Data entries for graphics
=======

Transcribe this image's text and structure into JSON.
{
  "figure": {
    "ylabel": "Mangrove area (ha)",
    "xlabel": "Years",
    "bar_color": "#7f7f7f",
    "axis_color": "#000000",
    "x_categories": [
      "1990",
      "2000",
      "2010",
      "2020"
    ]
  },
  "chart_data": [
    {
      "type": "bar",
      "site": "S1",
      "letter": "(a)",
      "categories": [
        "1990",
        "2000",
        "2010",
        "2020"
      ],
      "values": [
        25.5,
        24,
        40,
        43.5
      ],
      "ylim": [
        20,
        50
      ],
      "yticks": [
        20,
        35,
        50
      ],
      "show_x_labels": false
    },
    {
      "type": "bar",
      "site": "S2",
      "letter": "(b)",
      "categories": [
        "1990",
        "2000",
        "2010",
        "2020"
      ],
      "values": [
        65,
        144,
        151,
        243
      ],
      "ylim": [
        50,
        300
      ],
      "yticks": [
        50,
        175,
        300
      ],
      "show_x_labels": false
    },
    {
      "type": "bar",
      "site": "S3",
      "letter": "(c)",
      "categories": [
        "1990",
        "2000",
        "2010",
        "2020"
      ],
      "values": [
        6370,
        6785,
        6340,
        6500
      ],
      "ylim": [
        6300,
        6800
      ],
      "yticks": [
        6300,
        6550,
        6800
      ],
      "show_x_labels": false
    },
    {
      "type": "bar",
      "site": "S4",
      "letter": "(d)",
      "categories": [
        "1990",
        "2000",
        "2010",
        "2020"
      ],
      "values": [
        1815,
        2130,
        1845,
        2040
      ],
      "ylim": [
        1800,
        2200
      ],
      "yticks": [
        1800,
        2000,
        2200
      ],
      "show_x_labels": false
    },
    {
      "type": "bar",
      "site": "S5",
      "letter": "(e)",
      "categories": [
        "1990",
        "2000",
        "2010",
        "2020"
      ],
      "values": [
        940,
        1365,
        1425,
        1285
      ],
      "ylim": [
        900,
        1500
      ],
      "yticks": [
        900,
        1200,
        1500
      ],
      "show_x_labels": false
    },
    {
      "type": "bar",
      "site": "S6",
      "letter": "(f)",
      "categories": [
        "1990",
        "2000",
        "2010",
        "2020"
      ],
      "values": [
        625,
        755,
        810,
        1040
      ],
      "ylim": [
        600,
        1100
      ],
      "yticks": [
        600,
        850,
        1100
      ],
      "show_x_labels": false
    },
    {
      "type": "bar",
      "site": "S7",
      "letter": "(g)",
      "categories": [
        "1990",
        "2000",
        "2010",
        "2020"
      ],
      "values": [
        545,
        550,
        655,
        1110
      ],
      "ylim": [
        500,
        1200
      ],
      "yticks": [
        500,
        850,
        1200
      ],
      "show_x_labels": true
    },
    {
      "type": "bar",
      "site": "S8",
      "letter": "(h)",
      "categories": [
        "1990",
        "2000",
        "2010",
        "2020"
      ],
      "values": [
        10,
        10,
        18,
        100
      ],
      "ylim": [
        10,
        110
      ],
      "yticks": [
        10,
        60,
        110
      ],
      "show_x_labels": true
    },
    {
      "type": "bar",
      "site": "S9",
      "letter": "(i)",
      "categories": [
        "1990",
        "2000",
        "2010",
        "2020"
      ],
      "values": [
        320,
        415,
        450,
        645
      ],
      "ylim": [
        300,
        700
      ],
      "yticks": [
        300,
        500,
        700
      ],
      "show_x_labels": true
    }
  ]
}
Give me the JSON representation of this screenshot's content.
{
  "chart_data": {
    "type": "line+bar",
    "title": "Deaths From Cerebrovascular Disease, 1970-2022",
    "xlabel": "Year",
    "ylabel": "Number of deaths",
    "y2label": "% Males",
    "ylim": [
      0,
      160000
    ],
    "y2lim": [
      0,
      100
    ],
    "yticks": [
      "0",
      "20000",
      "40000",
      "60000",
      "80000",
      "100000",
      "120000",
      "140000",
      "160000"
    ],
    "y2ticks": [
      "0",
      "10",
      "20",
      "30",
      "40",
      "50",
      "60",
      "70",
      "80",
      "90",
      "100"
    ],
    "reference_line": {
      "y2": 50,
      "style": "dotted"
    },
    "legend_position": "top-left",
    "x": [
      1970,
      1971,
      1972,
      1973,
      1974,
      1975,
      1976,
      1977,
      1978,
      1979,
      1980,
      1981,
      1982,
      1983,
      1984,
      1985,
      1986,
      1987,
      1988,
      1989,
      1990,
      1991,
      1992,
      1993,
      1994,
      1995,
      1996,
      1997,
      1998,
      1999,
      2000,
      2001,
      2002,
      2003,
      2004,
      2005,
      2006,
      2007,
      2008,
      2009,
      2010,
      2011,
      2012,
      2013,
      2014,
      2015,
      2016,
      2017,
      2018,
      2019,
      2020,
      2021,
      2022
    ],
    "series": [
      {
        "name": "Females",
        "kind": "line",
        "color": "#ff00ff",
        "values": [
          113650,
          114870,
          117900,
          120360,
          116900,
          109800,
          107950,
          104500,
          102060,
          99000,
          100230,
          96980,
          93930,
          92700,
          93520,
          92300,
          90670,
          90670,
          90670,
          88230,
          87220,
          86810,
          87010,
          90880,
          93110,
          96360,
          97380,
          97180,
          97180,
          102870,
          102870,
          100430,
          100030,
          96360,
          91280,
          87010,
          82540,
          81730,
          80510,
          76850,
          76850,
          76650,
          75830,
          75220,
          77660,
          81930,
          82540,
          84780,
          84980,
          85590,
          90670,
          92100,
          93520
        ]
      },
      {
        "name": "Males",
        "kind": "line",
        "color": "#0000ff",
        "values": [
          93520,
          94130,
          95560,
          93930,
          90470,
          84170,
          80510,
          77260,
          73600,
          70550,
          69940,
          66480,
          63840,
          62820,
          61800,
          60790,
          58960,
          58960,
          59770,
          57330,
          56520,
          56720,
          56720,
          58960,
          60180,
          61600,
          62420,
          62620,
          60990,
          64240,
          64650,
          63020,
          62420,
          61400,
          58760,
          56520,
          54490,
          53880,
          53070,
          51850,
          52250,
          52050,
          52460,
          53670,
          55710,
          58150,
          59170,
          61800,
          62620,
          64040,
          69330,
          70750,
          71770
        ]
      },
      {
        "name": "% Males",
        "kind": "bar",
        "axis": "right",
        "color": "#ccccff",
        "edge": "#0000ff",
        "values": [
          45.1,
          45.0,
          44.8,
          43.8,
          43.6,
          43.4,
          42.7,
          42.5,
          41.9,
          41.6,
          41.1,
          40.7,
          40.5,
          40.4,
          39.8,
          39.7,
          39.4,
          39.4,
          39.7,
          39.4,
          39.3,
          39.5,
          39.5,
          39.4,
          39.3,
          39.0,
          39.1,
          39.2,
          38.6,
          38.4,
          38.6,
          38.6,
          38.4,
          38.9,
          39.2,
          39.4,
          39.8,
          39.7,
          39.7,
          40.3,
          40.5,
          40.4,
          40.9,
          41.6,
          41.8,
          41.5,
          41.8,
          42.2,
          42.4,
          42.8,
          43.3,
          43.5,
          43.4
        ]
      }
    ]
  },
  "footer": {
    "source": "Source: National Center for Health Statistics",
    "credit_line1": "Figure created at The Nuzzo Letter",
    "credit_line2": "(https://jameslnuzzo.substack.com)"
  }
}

=======

STATED TASK> Output the lines above verbatim and in full.

CORRECT RESULT>
Transcribe this image's text and structure into JSON.
{
  "figure": {
    "ylabel": "Mangrove area (ha)",
    "xlabel": "Years",
    "bar_color": "#7f7f7f",
    "axis_color": "#000000",
    "x_categories": [
      "1990",
      "2000",
      "2010",
      "2020"
    ]
  },
  "chart_data": [
    {
      "type": "bar",
      "site": "S1",
      "letter": "(a)",
      "categories": [
        "1990",
        "2000",
        "2010",
        "2020"
      ],
      "values": [
        25.5,
        24,
        40,
        43.5
      ],
      "ylim": [
        20,
        50
      ],
      "yticks": [
        20,
        35,
        50
      ],
      "show_x_labels": false
    },
    {
      "type": "bar",
      "site": "S2",
      "letter": "(b)",
      "categories": [
        "1990",
        "2000",
        "2010",
        "2020"
      ],
      "values": [
        65,
        144,
        151,
        243
      ],
      "ylim": [
        50,
        300
      ],
      "yticks": [
        50,
        175,
        300
      ],
      "show_x_labels": false
    },
    {
      "type": "bar",
      "site": "S3",
      "letter": "(c)",
      "categories": [
        "1990",
        "2000",
        "2010",
        "2020"
      ],
      "values": [
        6370,
        6785,
        6340,
        6500
      ],
      "ylim": [
        6300,
        6800
      ],
      "yticks": [
        6300,
        6550,
        6800
      ],
      "show_x_labels": false
    },
    {
      "type": "bar",
      "site": "S4",
      "letter": "(d)",
      "categories": [
        "1990",
        "2000",
        "2010",
        "2020"
      ],
      "values": [
        1815,
        2130,
        1845,
        2040
      ],
      "ylim": [
        1800,
        2200
      ],
      "yticks": [
        1800,
        2000,
        2200
      ],
      "show_x_labels": false
    },
    {
      "type": "bar",
      "site": "S5",
      "letter": "(e)",
      "categories": [
        "1990",
        "2000",
        "2010",
        "2020"
      ],
      "values": [
        940,
        1365,
        1425,
        1285
      ],
      "ylim": [
        900,
        1500
      ],
      "yticks": [
        900,
        1200,
        1500
      ],
      "show_x_labels": false
    },
    {
      "type": "bar",
      "site": "S6",
      "letter": "(f)",
      "categories": [
        "1990",
        "2000",
        "2010",
        "2020"
      ],
      "values": [
        625,
        755,
        810,
        1040
      ],
      "ylim": [
        600,
        1100
      ],
      "yticks": [
        600,
        850,
        1100
      ],
      "show_x_labels": false
    },
    {
      "type": "bar",
      "site": "S7",
      "letter": "(g)",
      "categories": [
        "1990",
        "2000",
        "2010",
        "2020"
      ],
      "values": [
        545,
        550,
        655,
        1110
      ],
      "ylim": [
        500,
        1200
      ],
      "yticks": [
        500,
        850,
        1200
      ],
      "show_x_labels": true
    },
    {
      "type": "bar",
      "site": "S8",
      "letter": "(h)",
      "categories": [
        "1990",
        "2000",
        "2010",
        "2020"
      ],
      "values": [
        10,
        10,
        18,
        100
      ],
      "ylim": [
        10,
        110
      ],
      "yticks": [
        10,
        60,
        110
      ],
      "show_x_labels": true
    },
    {
      "type": "bar",
      "site": "S9",
      "letter": "(i)",
      "categories": [
        "1990",
        "2000",
        "2010",
        "2020"
      ],
      "values": [
        320,
        415,
        450,
        645
      ],
      "ylim": [
        300,
        700
      ],
      "yticks": [
        300,
        500,
        700
      ],
      "show_x_labels": true
    }
  ]
}
Give me the JSON representation of this screenshot's content.
{
  "chart_data": {
    "type": "line+bar",
    "title": "Deaths From Cerebrovascular Disease, 1970-2022",
    "xlabel": "Year",
    "ylabel": "Number of deaths",
    "y2label": "% Males",
    "ylim": [
      0,
      160000
    ],
    "y2lim": [
      0,
      100
    ],
    "yticks": [
      "0",
      "20000",
      "40000",
      "60000",
      "80000",
      "100000",
      "120000",
      "140000",
      "160000"
    ],
    "y2ticks": [
      "0",
      "10",
      "20",
      "30",
      "40",
      "50",
      "60",
      "70",
      "80",
      "90",
      "100"
    ],
    "reference_line": {
      "y2": 50,
      "style": "dotted"
    },
    "legend_position": "top-left",
    "x": [
      1970,
      1971,
      1972,
      1973,
      1974,
      1975,
      1976,
      1977,
      1978,
      1979,
      1980,
      1981,
      1982,
      1983,
      1984,
      1985,
      1986,
      1987,
      1988,
      1989,
      1990,
      1991,
      1992,
      1993,
      1994,
      1995,
      1996,
      1997,
      1998,
      1999,
      2000,
      2001,
      2002,
      2003,
      2004,
      2005,
      2006,
      2007,
      2008,
      2009,
      2010,
      2011,
      2012,
      2013,
      2014,
      2015,
      2016,
      2017,
      2018,
      2019,
      2020,
      2021,
      2022
    ],
    "series": [
      {
        "name": "Females",
        "kind": "line",
        "color": "#ff00ff",
        "values": [
          113650,
          114870,
          117900,
          120360,
          116900,
          109800,
          107950,
          104500,
          102060,
          99000,
          100230,
          96980,
          93930,
          92700,
          93520,
          92300,
          90670,
          90670,
          90670,
          88230,
          87220,
          86810,
          87010,
          90880,
          93110,
          96360,
          97380,
          97180,
          97180,
          102870,
          102870,
          100430,
          100030,
          96360,
          91280,
          87010,
          82540,
          81730,
          80510,
          76850,
          76850,
          76650,
          75830,
          75220,
          77660,
          81930,
          82540,
          84780,
          84980,
          85590,
          90670,
          92100,
          93520
        ]
      },
      {
        "name": "Males",
        "kind": "line",
        "color": "#0000ff",
        "values": [
          93520,
          94130,
          95560,
          93930,
          90470,
          84170,
          80510,
          77260,
          73600,
          70550,
          69940,
          66480,
          63840,
          62820,
          61800,
          60790,
          58960,
          58960,
          59770,
          57330,
          56520,
          56720,
          56720,
          58960,
          60180,
          61600,
          62420,
          62620,
          60990,
          64240,
          64650,
          63020,
          62420,
          61400,
          58760,
          56520,
          54490,
          53880,
          53070,
          51850,
          52250,
          52050,
          52460,
          53670,
          55710,
          58150,
          59170,
          61800,
          62620,
          64040,
          69330,
          70750,
          71770
        ]
      },
      {
        "name": "% Males",
        "kind": "bar",
        "axis": "right",
        "color": "#ccccff",
        "edge": "#0000ff",
        "values": [
          45.1,
          45.0,
          44.8,
          43.8,
          43.6,
          43.4,
          42.7,
          42.5,
          41.9,
          41.6,
          41.1,
          40.7,
          40.5,
          40.4,
          39.8,
          39.7,
          39.4,
          39.4,
          39.7,
          39.4,
          39.3,
          39.5,
          39.5,
          39.4,
          39.3,
          39.0,
          39.1,
          39.2,
          38.6,
          38.4,
          38.6,
          38.6,
          38.4,
          38.9,
          39.2,
          39.4,
          39.8,
          39.7,
          39.7,
          40.3,
          40.5,
          40.4,
          40.9,
          41.6,
          41.8,
          41.5,
          41.8,
          42.2,
          42.4,
          42.8,
          43.3,
          43.5,
          43.4
        ]
      }
    ]
  },
  "footer": {
    "source": "Source: National Center for Health Statistics",
    "credit_line1": "Figure created at The Nuzzo Letter",
    "credit_line2": "(https://jameslnuzzo.substack.com)"
  }
}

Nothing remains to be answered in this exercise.